#### [INPUT DATA]
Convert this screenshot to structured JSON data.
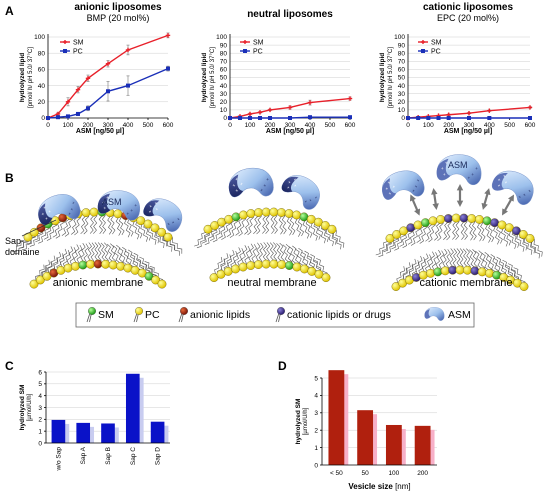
{
  "panel_labels": {
    "a": "A",
    "b": "B",
    "c": "C",
    "d": "D"
  },
  "colors": {
    "sm": "#e8202a",
    "pc": "#1a2fb8",
    "bar_c": "#0a12c8",
    "bar_d": "#b0200e",
    "bar_d_bg": "#f7b0c8"
  },
  "chart_data": [
    {
      "type": "line",
      "title": "anionic liposomes",
      "subtitle": "BMP (20 mol%)",
      "xlabel": "ASM [ng/50 µl]",
      "ylabel": "hydrolyzed lipid",
      "ylabel2": "[pmol/ h/ pH 5.0/ 37°C]",
      "xlim": [
        0,
        600
      ],
      "ylim": [
        0,
        100
      ],
      "xticks": [
        "0",
        "100",
        "200",
        "300",
        "400",
        "500",
        "600"
      ],
      "yticks": [
        "0",
        "20",
        "40",
        "60",
        "80",
        "100"
      ],
      "series": [
        {
          "name": "SM",
          "x": [
            0,
            50,
            100,
            150,
            200,
            300,
            400,
            600
          ],
          "y": [
            0,
            5,
            20,
            35,
            49,
            67,
            84,
            102
          ],
          "err": [
            0,
            2,
            5,
            4,
            4,
            4,
            6,
            3
          ]
        },
        {
          "name": "PC",
          "x": [
            0,
            50,
            100,
            150,
            200,
            300,
            400,
            600
          ],
          "y": [
            0,
            1,
            2,
            5,
            12,
            33,
            40,
            61
          ],
          "err": [
            0,
            1,
            1,
            2,
            3,
            12,
            12,
            3
          ]
        }
      ]
    },
    {
      "type": "line",
      "title": "neutral liposomes",
      "subtitle": "",
      "xlabel": "ASM [ng/50 µl]",
      "ylabel": "hydrolyzed lipid",
      "ylabel2": "[pmol/ h/ pH 5.0/ 37°C]",
      "xlim": [
        0,
        600
      ],
      "ylim": [
        0,
        100
      ],
      "xticks": [
        "0",
        "100",
        "200",
        "300",
        "400",
        "500",
        "600"
      ],
      "yticks": [
        "0",
        "10",
        "20",
        "30",
        "40",
        "50",
        "60",
        "70",
        "80",
        "90",
        "100"
      ],
      "series": [
        {
          "name": "SM",
          "x": [
            0,
            50,
            100,
            150,
            200,
            300,
            400,
            600
          ],
          "y": [
            0,
            2,
            5,
            7,
            10,
            13,
            19,
            24
          ],
          "err": [
            0,
            1,
            1,
            1,
            1,
            2,
            3,
            2
          ]
        },
        {
          "name": "PC",
          "x": [
            0,
            50,
            100,
            150,
            200,
            300,
            400,
            600
          ],
          "y": [
            0,
            0,
            0,
            0,
            0,
            0,
            1,
            1
          ],
          "err": [
            0,
            0,
            0,
            0,
            0,
            0,
            0,
            0
          ]
        }
      ]
    },
    {
      "type": "line",
      "title": "cationic liposomes",
      "subtitle": "EPC (20 mol%)",
      "xlabel": "ASM [ng/50 µl]",
      "ylabel": "hydrolyzed lipid",
      "ylabel2": "[pmol/ h/ pH 5.0/ 37°C]",
      "xlim": [
        0,
        600
      ],
      "ylim": [
        0,
        100
      ],
      "xticks": [
        "0",
        "100",
        "200",
        "300",
        "400",
        "500",
        "600"
      ],
      "yticks": [
        "0",
        "10",
        "20",
        "30",
        "40",
        "50",
        "60",
        "70",
        "80",
        "90",
        "100"
      ],
      "series": [
        {
          "name": "SM",
          "x": [
            0,
            50,
            100,
            150,
            200,
            300,
            400,
            600
          ],
          "y": [
            0,
            1,
            2,
            3,
            4,
            6,
            9,
            13
          ],
          "err": [
            0,
            0,
            0,
            0,
            1,
            1,
            1,
            1
          ]
        },
        {
          "name": "PC",
          "x": [
            0,
            50,
            100,
            150,
            200,
            300,
            400,
            600
          ],
          "y": [
            0,
            0,
            0,
            0,
            0,
            0,
            0,
            0
          ],
          "err": [
            0,
            0,
            0,
            0,
            0,
            0,
            0,
            0
          ]
        }
      ]
    },
    {
      "type": "bar",
      "title": "",
      "xlabel": "",
      "ylabel": "hydrolyzed SM",
      "ylabel2": "[µmol/U/h]",
      "ylim": [
        0,
        6
      ],
      "yticks": [
        "0",
        "1",
        "2",
        "3",
        "4",
        "5",
        "6"
      ],
      "categories": [
        "w/o Sap",
        "Sap A",
        "Sap B",
        "Sap C",
        "Sap D"
      ],
      "values": [
        1.95,
        1.7,
        1.65,
        5.85,
        1.8
      ]
    },
    {
      "type": "bar",
      "title": "",
      "xlabel": "Vesicle size",
      "xlabel_unit": "[nm]",
      "ylabel": "hydrolyzed SM",
      "ylabel2": "[µmol/U/h]",
      "ylim": [
        0,
        5
      ],
      "yticks": [
        "0",
        "1",
        "2",
        "3",
        "4",
        "5"
      ],
      "categories": [
        "< 50",
        "50",
        "100",
        "200"
      ],
      "values": [
        5.45,
        3.15,
        2.3,
        2.25
      ]
    }
  ],
  "diagram": {
    "membranes": [
      "anionic membrane",
      "neutral membrane",
      "cationic membrane"
    ],
    "asm_label": "ASM",
    "sap_label_1": "Sap-",
    "sap_label_2": "domaine",
    "legend": {
      "sm": "SM",
      "pc": "PC",
      "anionic": "anionic lipids",
      "cationic": "cationic lipids or drugs",
      "asm": "ASM"
    }
  }
}
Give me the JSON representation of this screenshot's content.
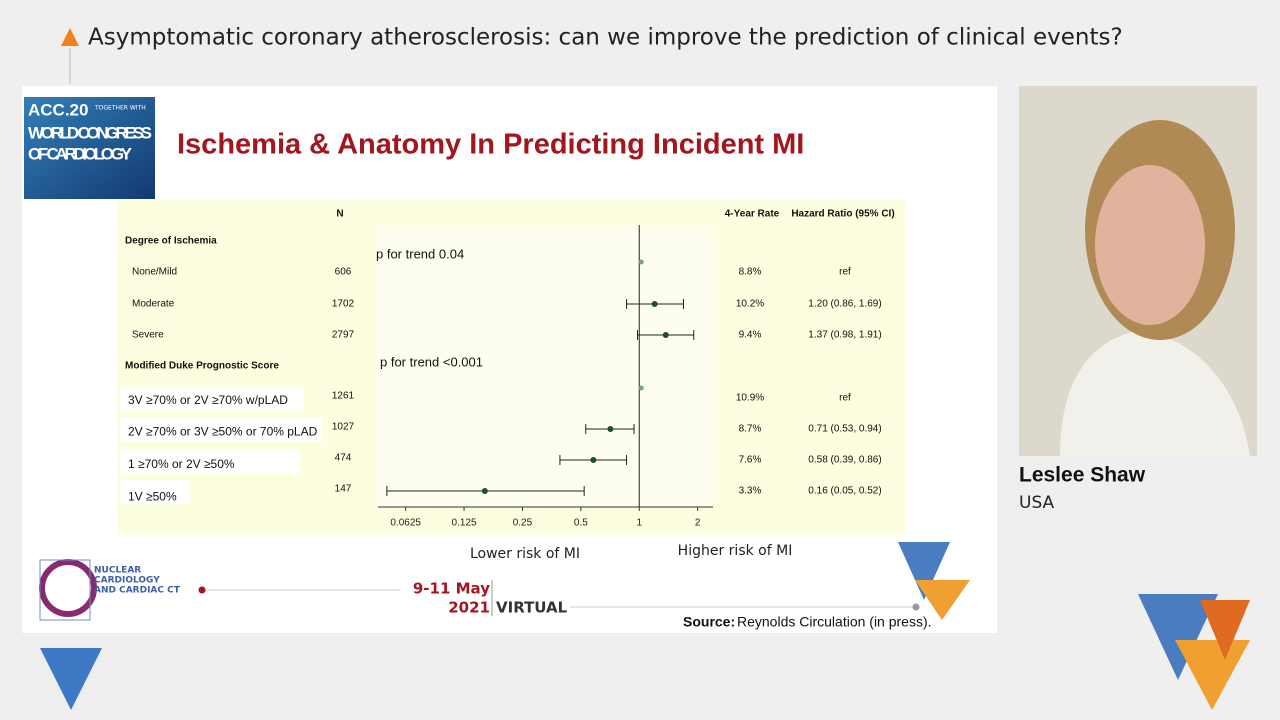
{
  "header": {
    "title": "Asymptomatic coronary atherosclerosis: can we improve the prediction of clinical events?"
  },
  "slide": {
    "logo": {
      "lines": [
        "ACC.20",
        "WORLD CONGRESS",
        "OF CARDIOLOGY"
      ],
      "tag": "TOGETHER WITH"
    },
    "title": "Ischemia & Anatomy In Predicting Incident MI",
    "table": {
      "columns": [
        "N",
        "4-Year Rate",
        "Hazard Ratio (95% CI)"
      ],
      "groups": [
        {
          "name": "Degree of Ischemia",
          "trend": "p for trend 0.04",
          "rows": [
            {
              "label": "None/Mild",
              "n": 606,
              "rate": "8.8%",
              "hr_text": "ref",
              "hr": 1
            },
            {
              "label": "Moderate",
              "n": 1702,
              "rate": "10.2%",
              "hr_text": "1.20 (0.86, 1.69)",
              "hr": 1.2,
              "ci": [
                0.86,
                1.69
              ]
            },
            {
              "label": "Severe",
              "n": 2797,
              "rate": "9.4%",
              "hr_text": "1.37 (0.98, 1.91)",
              "hr": 1.37,
              "ci": [
                0.98,
                1.91
              ]
            }
          ]
        },
        {
          "name": "Modified Duke Prognostic Score",
          "trend": "p for trend <0.001",
          "rows": [
            {
              "label": "3V ≥70% or 2V ≥70% w/pLAD",
              "n": 1261,
              "rate": "10.9%",
              "hr_text": "ref",
              "hr": 1
            },
            {
              "label": "2V ≥70% or 3V ≥50% or 70% pLAD",
              "n": 1027,
              "rate": "8.7%",
              "hr_text": "0.71 (0.53, 0.94)",
              "hr": 0.71,
              "ci": [
                0.53,
                0.94
              ]
            },
            {
              "label": "1 ≥70% or 2V ≥50%",
              "n": 474,
              "rate": "7.6%",
              "hr_text": "0.58 (0.39, 0.86)",
              "hr": 0.58,
              "ci": [
                0.39,
                0.86
              ]
            },
            {
              "label": "1V ≥50%",
              "n": 147,
              "rate": "3.3%",
              "hr_text": "0.16 (0.05, 0.52)",
              "hr": 0.16,
              "ci": [
                0.05,
                0.52
              ]
            }
          ]
        }
      ]
    },
    "axis": {
      "log": true,
      "xlim": [
        0.045,
        2.4
      ],
      "xticks": [
        0.0625,
        0.125,
        0.25,
        0.5,
        1,
        2
      ],
      "left_label": "Lower risk of MI",
      "right_label": "Higher risk of MI"
    },
    "footer": {
      "logo_lines": [
        "NUCLEAR",
        "CARDIOLOGY",
        "AND CARDIAC CT"
      ],
      "dates": "9-11 May",
      "year": "2021",
      "mode": "VIRTUAL",
      "source_label": "Source:",
      "source": "Reynolds Circulation (in press)."
    }
  },
  "speaker": {
    "name": "Leslee Shaw",
    "country": "USA"
  }
}
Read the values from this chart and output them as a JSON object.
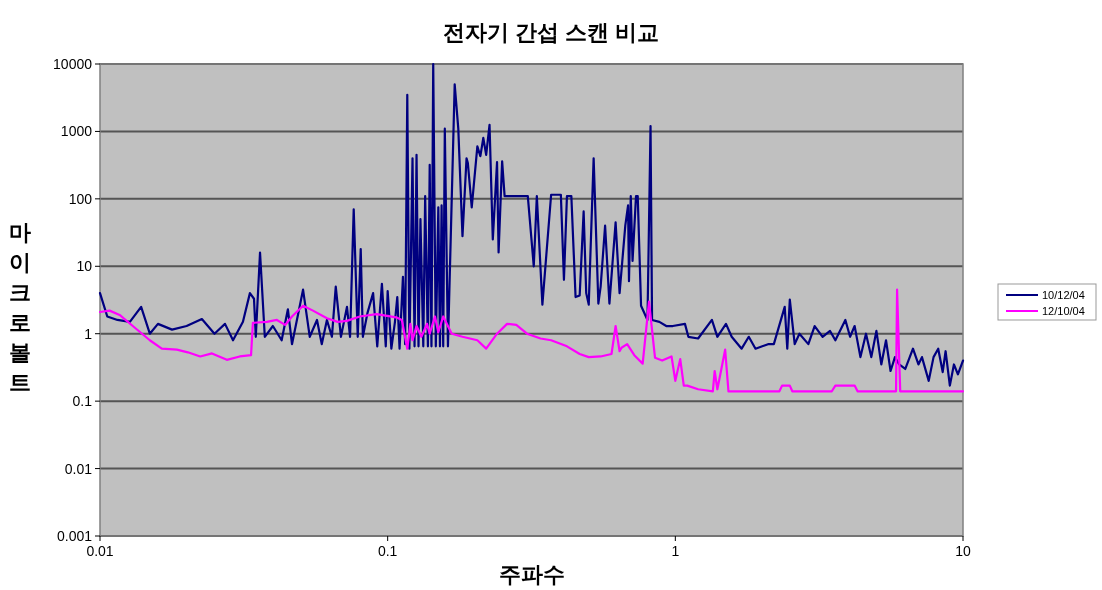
{
  "chart_data": {
    "type": "line",
    "title": "전자기 간섭 스캔 비교",
    "xlabel": "주파수",
    "ylabel": "마이크로볼트",
    "log": "xy",
    "xlim": [
      0.01,
      10
    ],
    "xticks": [
      0.01,
      0.1,
      1,
      10
    ],
    "ylim": [
      0.001,
      10000
    ],
    "yticks": [
      0.001,
      0.01,
      0.1,
      1,
      10,
      100,
      1000,
      10000
    ],
    "grid": "y",
    "legend": "right",
    "series": [
      {
        "name": "10/12/04",
        "color": "#000080",
        "x": [
          0.01,
          0.0106,
          0.0115,
          0.0127,
          0.0139,
          0.0149,
          0.0159,
          0.0178,
          0.02,
          0.0226,
          0.025,
          0.0272,
          0.029,
          0.0314,
          0.0332,
          0.0343,
          0.0348,
          0.036,
          0.0374,
          0.0399,
          0.0428,
          0.045,
          0.0465,
          0.0508,
          0.0536,
          0.0568,
          0.059,
          0.0615,
          0.064,
          0.066,
          0.0688,
          0.0722,
          0.074,
          0.0762,
          0.0787,
          0.0806,
          0.082,
          0.085,
          0.089,
          0.092,
          0.0955,
          0.0985,
          0.1,
          0.103,
          0.106,
          0.108,
          0.11,
          0.113,
          0.115,
          0.117,
          0.119,
          0.122,
          0.124,
          0.126,
          0.128,
          0.13,
          0.133,
          0.135,
          0.138,
          0.14,
          0.142,
          0.144,
          0.147,
          0.15,
          0.152,
          0.154,
          0.156,
          0.158,
          0.162,
          0.171,
          0.176,
          0.182,
          0.188,
          0.19,
          0.196,
          0.205,
          0.21,
          0.215,
          0.22,
          0.226,
          0.232,
          0.24,
          0.243,
          0.25,
          0.255,
          0.307,
          0.322,
          0.33,
          0.345,
          0.37,
          0.4,
          0.41,
          0.42,
          0.435,
          0.45,
          0.465,
          0.48,
          0.49,
          0.5,
          0.52,
          0.54,
          0.55,
          0.57,
          0.59,
          0.62,
          0.64,
          0.67,
          0.685,
          0.69,
          0.7,
          0.71,
          0.73,
          0.74,
          0.76,
          0.8,
          0.82,
          0.83,
          0.88,
          0.93,
          0.98,
          1.08,
          1.11,
          1.2,
          1.34,
          1.4,
          1.5,
          1.57,
          1.7,
          1.8,
          1.9,
          2.1,
          2.2,
          2.4,
          2.45,
          2.5,
          2.6,
          2.7,
          2.9,
          3.05,
          3.25,
          3.45,
          3.6,
          3.9,
          4.05,
          4.2,
          4.4,
          4.6,
          4.8,
          5.0,
          5.2,
          5.4,
          5.6,
          5.8,
          6.0,
          6.3,
          6.7,
          7.0,
          7.2,
          7.6,
          7.9,
          8.2,
          8.5,
          8.7,
          9.0,
          9.3,
          9.6,
          10
        ],
        "values": [
          4,
          1.8,
          1.6,
          1.5,
          2.5,
          1.0,
          1.4,
          1.15,
          1.3,
          1.65,
          1.0,
          1.4,
          0.8,
          1.5,
          4,
          3.3,
          0.9,
          16,
          0.9,
          1.3,
          0.8,
          2.3,
          0.7,
          4.5,
          0.9,
          1.6,
          0.7,
          1.6,
          0.9,
          5,
          0.9,
          2.5,
          0.9,
          70,
          0.9,
          18,
          0.9,
          2,
          4,
          0.65,
          5.5,
          0.65,
          4.3,
          0.6,
          1.5,
          3.5,
          0.6,
          7,
          0.7,
          3500,
          0.6,
          400,
          0.65,
          450,
          0.65,
          50,
          0.65,
          110,
          0.65,
          320,
          0.65,
          10000,
          0.65,
          75,
          0.65,
          80,
          0.65,
          1100,
          0.65,
          5000,
          1100,
          28,
          400,
          340,
          75,
          600,
          430,
          800,
          450,
          1250,
          25,
          350,
          16,
          360,
          110,
          110,
          10,
          110,
          2.7,
          115,
          115,
          6.3,
          110,
          110,
          3.5,
          3.7,
          65,
          4,
          2.7,
          400,
          2.8,
          5,
          40,
          2.8,
          45,
          4,
          40,
          80,
          6,
          110,
          12,
          110,
          110,
          2.6,
          1.6,
          1200,
          1.6,
          1.5,
          1.3,
          1.3,
          1.4,
          0.9,
          0.85,
          1.6,
          0.9,
          1.4,
          0.9,
          0.6,
          0.9,
          0.6,
          0.7,
          0.7,
          2.5,
          0.6,
          3.2,
          0.7,
          1.0,
          0.7,
          1.3,
          0.9,
          1.1,
          0.8,
          1.6,
          0.9,
          1.3,
          0.45,
          1.0,
          0.45,
          1.1,
          0.35,
          0.8,
          0.28,
          0.45,
          0.35,
          0.3,
          0.6,
          0.35,
          0.45,
          0.2,
          0.45,
          0.6,
          0.27,
          0.55,
          0.17,
          0.35,
          0.25,
          0.4
        ]
      },
      {
        "name": "12/10/04",
        "color": "#ff00ff",
        "x": [
          0.01,
          0.0108,
          0.0117,
          0.013,
          0.0149,
          0.0164,
          0.0185,
          0.0202,
          0.0223,
          0.0245,
          0.0276,
          0.0306,
          0.0335,
          0.034,
          0.038,
          0.0412,
          0.044,
          0.0465,
          0.0508,
          0.055,
          0.0615,
          0.067,
          0.0722,
          0.08,
          0.0915,
          0.107,
          0.112,
          0.117,
          0.12,
          0.122,
          0.126,
          0.131,
          0.137,
          0.14,
          0.146,
          0.15,
          0.156,
          0.167,
          0.182,
          0.205,
          0.22,
          0.24,
          0.26,
          0.28,
          0.305,
          0.34,
          0.37,
          0.42,
          0.465,
          0.5,
          0.55,
          0.6,
          0.62,
          0.64,
          0.65,
          0.68,
          0.72,
          0.77,
          0.81,
          0.85,
          0.9,
          0.97,
          1.0,
          1.04,
          1.07,
          1.1,
          1.2,
          1.35,
          1.37,
          1.4,
          1.49,
          1.53,
          2.3,
          2.35,
          2.5,
          2.55,
          3.5,
          3.6,
          4.2,
          4.3,
          5.85,
          5.9,
          6.05,
          10
        ],
        "values": [
          2.1,
          2.2,
          1.9,
          1.3,
          0.8,
          0.6,
          0.58,
          0.53,
          0.46,
          0.51,
          0.41,
          0.46,
          0.48,
          1.45,
          1.5,
          1.6,
          1.35,
          1.8,
          2.6,
          2.2,
          1.7,
          1.5,
          1.55,
          1.8,
          1.95,
          1.75,
          1.6,
          0.6,
          1.4,
          0.8,
          1.3,
          0.9,
          1.4,
          1.0,
          1.8,
          1.05,
          1.8,
          1.0,
          0.9,
          0.8,
          0.6,
          1.0,
          1.4,
          1.35,
          1.0,
          0.85,
          0.8,
          0.65,
          0.5,
          0.45,
          0.46,
          0.5,
          1.3,
          0.55,
          0.62,
          0.7,
          0.48,
          0.36,
          3.0,
          0.44,
          0.4,
          0.46,
          0.2,
          0.42,
          0.17,
          0.17,
          0.15,
          0.14,
          0.28,
          0.15,
          0.58,
          0.14,
          0.14,
          0.17,
          0.17,
          0.14,
          0.14,
          0.17,
          0.17,
          0.14,
          0.14,
          4.5,
          0.14,
          0.14
        ]
      }
    ]
  }
}
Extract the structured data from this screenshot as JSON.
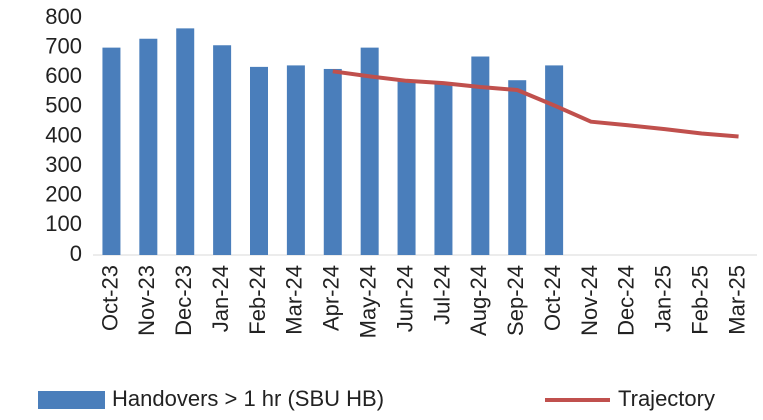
{
  "chart_data": {
    "type": "bar",
    "categories": [
      "Oct-23",
      "Nov-23",
      "Dec-23",
      "Jan-24",
      "Feb-24",
      "Mar-24",
      "Apr-24",
      "May-24",
      "Jun-24",
      "Jul-24",
      "Aug-24",
      "Sep-24",
      "Oct-24",
      "Nov-24",
      "Dec-24",
      "Jan-25",
      "Feb-25",
      "Mar-25"
    ],
    "series": [
      {
        "name": "Handovers > 1 hr (SBU HB)",
        "type": "bar",
        "color": "#4a7ebb",
        "values": [
          700,
          730,
          765,
          708,
          635,
          640,
          628,
          700,
          590,
          580,
          670,
          590,
          640,
          null,
          null,
          null,
          null,
          null
        ]
      },
      {
        "name": "Trajectory",
        "type": "line",
        "color": "#c0504d",
        "values": [
          null,
          null,
          null,
          null,
          null,
          null,
          620,
          603,
          588,
          580,
          567,
          557,
          505,
          450,
          438,
          425,
          410,
          400
        ]
      }
    ],
    "ylim": [
      0,
      800
    ],
    "yticks": [
      0,
      100,
      200,
      300,
      400,
      500,
      600,
      700,
      800
    ],
    "grid": false,
    "legend": "bottom"
  }
}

#### [WHAT THIS TASK INVOLVES]
In the data above, find the line with "Extract the structured" and repeat it and every line after it through the end, exactly; leave the pictures out.

#### [TASK SOLUTION]
Extract the structured data from this screenshot as JSON.
{
  "chart_data": {
    "type": "bar",
    "categories": [
      "Oct-23",
      "Nov-23",
      "Dec-23",
      "Jan-24",
      "Feb-24",
      "Mar-24",
      "Apr-24",
      "May-24",
      "Jun-24",
      "Jul-24",
      "Aug-24",
      "Sep-24",
      "Oct-24",
      "Nov-24",
      "Dec-24",
      "Jan-25",
      "Feb-25",
      "Mar-25"
    ],
    "series": [
      {
        "name": "Handovers > 1 hr (SBU HB)",
        "type": "bar",
        "color": "#4a7ebb",
        "values": [
          700,
          730,
          765,
          708,
          635,
          640,
          628,
          700,
          590,
          580,
          670,
          590,
          640,
          null,
          null,
          null,
          null,
          null
        ]
      },
      {
        "name": "Trajectory",
        "type": "line",
        "color": "#c0504d",
        "values": [
          null,
          null,
          null,
          null,
          null,
          null,
          620,
          603,
          588,
          580,
          567,
          557,
          505,
          450,
          438,
          425,
          410,
          400
        ]
      }
    ],
    "ylim": [
      0,
      800
    ],
    "yticks": [
      0,
      100,
      200,
      300,
      400,
      500,
      600,
      700,
      800
    ],
    "grid": false,
    "legend": "bottom"
  }
}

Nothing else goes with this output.